Selected passage:
They were wrong. And the government is about to be wrong again. The government thinks that defense conversion in the form of small, short term projects won't hurt research at the National Laboratories.

 

The Hand that Rocks the CRADA


The Bell Labs conversion is part of a wholesale flight of American Industry from long term research that has been brought to you by changed economic conditions interacting with securities regulations favoring short term business strategy. We live in the "do it now" culture of immediacy. This originally business culture has pervaded government as well. Congress will "do it now" provided it is politically popular, as is defense conversion.

Now defense conversion of the National Laboratories is currently more like defense destruction, because they are told to "do it now" in the form of relatively small budget, short term Cooperative Research and Development Agreements (CRADAs), which paradoxically, the DOE seems to take forever to approve. A CRADA is a partnership between a private corporation and a National Laboratory in which the corporation and the DOE each put up half the money to pay for some quick D -- development, which results in a few months to a year or two, in some product or process for sale by the corporation.

The destruction comes about because the powers that be can delude themselves into thinking that CRADAs are a substitute for the long-term, stable, mission-oriented research that the National Labs do best. Each CRADA harvests the fruit of decades of research, without providing for planting and raising the next crop of ideas. In other words, if CRADAs become a major mission of the National Laboratories, they will be taken over by the culture of immediacy, of short term projects with a quick payoff, to the detriment of their present corporate culture that enables them to take on long-term, high-risk/high-reward, large-scale research on problems of national or global importance.
But then, there are no such problems, and big science is bad, right? Well, there's a lot of big science behind your telephone, behind the pharmaceuticals you take, behind attempts to cure AIDS and various genetic disorders. And behind all those CRADAs that will help our industry be a little more competitive, to the extent that competitiveness is a function of R&D rather than managerial competence.

To keep big science going at the National Laboratories, all it takes is a small set of clear missions, and some stable funding, which has to come, like it or not, from us taxpayers. What missions? I nominate human genome research, global change research, the old standby of defense research (including nuclear weapons research, unless you want America to get caught with its pants down some day), and real industrial research. Of course, that last one will require something our leadership fears to define — a national industrial research policy. Without such missions and such policy, the hand that rocks the CRADA may rule the laboratory. And that hand has no eye for the long term.

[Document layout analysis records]
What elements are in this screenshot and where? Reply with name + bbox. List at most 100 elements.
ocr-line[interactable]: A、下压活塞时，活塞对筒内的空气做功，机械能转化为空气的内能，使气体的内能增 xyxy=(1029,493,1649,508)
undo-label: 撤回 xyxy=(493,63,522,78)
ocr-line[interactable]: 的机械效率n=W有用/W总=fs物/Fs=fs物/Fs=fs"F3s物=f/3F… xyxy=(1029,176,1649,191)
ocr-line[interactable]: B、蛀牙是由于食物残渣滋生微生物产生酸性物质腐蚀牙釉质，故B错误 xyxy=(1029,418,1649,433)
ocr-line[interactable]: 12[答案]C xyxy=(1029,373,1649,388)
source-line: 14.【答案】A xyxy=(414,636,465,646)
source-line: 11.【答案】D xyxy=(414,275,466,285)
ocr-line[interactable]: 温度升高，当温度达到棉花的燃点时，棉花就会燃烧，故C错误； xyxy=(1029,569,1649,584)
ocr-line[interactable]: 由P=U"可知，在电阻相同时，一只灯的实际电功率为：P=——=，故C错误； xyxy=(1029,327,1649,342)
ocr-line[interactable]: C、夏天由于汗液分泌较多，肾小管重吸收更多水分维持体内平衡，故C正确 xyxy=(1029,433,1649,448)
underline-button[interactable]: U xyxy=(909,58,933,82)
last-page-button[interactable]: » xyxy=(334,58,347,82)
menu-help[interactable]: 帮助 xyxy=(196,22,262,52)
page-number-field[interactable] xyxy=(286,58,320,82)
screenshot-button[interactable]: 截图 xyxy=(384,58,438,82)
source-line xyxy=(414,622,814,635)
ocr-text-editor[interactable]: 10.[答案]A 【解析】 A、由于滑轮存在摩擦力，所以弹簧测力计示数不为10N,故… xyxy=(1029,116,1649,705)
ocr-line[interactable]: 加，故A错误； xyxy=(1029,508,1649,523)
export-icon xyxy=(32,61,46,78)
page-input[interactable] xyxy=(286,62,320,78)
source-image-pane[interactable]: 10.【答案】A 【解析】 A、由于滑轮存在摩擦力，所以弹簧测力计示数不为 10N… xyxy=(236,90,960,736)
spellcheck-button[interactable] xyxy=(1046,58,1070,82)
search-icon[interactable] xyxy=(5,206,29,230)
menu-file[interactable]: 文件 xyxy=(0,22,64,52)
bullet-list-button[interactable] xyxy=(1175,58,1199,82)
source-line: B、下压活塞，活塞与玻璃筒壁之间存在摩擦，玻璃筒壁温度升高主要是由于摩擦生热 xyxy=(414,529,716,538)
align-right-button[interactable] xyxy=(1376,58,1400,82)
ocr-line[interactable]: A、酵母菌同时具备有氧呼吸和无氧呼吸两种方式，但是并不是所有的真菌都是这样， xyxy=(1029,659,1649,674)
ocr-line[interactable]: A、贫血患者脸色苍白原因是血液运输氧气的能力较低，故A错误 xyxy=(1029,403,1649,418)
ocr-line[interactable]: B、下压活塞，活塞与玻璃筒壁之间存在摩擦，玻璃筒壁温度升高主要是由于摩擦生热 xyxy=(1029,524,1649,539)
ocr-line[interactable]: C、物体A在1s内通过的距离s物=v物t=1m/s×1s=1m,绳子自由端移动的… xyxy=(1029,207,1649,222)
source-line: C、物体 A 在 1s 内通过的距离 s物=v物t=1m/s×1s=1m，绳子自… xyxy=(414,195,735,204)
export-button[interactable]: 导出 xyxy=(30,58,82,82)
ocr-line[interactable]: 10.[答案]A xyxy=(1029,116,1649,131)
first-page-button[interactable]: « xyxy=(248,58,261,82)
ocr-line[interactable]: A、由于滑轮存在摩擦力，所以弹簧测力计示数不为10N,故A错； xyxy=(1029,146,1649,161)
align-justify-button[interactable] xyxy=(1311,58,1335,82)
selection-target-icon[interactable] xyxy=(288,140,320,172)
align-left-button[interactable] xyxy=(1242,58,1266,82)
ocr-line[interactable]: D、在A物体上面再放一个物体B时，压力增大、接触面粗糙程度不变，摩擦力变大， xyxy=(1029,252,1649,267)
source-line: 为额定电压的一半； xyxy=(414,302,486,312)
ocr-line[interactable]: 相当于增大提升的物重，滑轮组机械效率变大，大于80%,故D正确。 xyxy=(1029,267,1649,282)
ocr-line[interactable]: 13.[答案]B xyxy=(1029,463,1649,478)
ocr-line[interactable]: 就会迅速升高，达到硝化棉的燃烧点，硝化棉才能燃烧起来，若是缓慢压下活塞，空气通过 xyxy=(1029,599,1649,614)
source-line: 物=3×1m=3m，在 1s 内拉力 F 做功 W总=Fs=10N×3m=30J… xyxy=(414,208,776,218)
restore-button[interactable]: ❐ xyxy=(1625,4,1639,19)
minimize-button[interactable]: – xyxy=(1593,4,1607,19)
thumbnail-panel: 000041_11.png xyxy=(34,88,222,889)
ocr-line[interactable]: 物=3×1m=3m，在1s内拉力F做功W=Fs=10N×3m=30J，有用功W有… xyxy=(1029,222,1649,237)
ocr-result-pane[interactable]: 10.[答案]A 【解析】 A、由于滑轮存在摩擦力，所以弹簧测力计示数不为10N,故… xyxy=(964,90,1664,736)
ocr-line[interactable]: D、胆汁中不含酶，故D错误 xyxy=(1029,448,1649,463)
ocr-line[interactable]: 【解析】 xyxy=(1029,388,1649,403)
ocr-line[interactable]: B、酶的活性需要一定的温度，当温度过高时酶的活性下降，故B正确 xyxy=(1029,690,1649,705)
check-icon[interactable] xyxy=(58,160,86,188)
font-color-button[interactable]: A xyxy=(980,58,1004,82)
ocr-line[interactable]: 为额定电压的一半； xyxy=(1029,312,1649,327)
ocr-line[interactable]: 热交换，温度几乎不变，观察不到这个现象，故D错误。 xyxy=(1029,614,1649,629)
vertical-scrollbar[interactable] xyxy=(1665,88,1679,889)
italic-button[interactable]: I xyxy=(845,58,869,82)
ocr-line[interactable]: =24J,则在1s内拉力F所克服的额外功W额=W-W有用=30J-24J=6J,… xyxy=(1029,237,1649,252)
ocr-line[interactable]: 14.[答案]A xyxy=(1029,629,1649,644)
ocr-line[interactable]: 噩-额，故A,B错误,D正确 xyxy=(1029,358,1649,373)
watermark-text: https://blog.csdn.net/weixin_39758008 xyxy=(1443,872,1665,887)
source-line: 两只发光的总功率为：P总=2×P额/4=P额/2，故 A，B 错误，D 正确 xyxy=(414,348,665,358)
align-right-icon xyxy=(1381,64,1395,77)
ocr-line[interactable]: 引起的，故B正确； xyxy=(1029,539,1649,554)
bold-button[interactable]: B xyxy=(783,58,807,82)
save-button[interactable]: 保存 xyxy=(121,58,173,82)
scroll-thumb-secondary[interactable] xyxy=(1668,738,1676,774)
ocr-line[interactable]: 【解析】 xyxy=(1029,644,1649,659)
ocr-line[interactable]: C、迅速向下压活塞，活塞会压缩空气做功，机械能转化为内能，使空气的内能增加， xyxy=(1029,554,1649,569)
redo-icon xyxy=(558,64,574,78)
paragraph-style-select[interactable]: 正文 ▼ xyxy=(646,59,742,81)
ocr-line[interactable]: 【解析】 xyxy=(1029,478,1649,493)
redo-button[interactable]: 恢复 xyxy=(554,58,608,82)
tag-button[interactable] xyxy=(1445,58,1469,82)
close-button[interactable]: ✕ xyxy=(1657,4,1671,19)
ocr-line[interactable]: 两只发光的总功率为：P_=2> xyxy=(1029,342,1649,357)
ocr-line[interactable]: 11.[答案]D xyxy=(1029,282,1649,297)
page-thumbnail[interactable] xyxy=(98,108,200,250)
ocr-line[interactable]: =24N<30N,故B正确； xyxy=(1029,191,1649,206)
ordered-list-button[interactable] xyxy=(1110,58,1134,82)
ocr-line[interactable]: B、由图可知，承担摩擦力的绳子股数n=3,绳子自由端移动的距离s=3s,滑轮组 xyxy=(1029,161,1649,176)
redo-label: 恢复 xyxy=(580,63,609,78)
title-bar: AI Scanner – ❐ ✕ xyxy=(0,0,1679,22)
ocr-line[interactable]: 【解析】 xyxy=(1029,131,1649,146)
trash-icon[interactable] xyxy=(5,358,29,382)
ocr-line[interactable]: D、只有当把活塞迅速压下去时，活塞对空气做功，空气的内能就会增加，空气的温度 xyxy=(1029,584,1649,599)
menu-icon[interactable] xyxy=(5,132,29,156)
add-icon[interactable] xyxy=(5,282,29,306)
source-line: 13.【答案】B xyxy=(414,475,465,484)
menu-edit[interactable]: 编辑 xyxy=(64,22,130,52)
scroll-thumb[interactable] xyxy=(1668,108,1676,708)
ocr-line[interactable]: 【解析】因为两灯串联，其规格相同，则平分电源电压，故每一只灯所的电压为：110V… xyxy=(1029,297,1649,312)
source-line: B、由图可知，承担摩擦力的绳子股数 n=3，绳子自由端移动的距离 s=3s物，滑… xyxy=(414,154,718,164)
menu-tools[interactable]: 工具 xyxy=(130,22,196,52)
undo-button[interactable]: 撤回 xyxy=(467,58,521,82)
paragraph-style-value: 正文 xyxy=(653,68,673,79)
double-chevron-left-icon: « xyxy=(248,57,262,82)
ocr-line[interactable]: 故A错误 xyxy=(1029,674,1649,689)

Check your understanding:
1. In the essay on CRADAs, how much of the money does the corporation put up in a CRADA?
2. Please duplicate the essay on CRADAs word for word, starting with "To keep big" and going on through "the long term.".
The records are separate from the essay on CRADAs.

Solutions in order:
1. Half, with the DOE putting up the other half.

2.
To keep big science going at the National Laboratories, all it takes is a small set of clear missions, and some stable funding, which has to come, like it or not, from us taxpayers. What missions? I nominate human genome research, global change research, the old standby of defense research (including nuclear weapons research, unless you want America to get caught with its pants down some day), and real industrial research. Of course, that last one will require something our leadership fears to define — a national industrial research policy. Without such missions and such policy, the hand that rocks the CRADA may rule the laboratory. And that hand has no eye for the long term.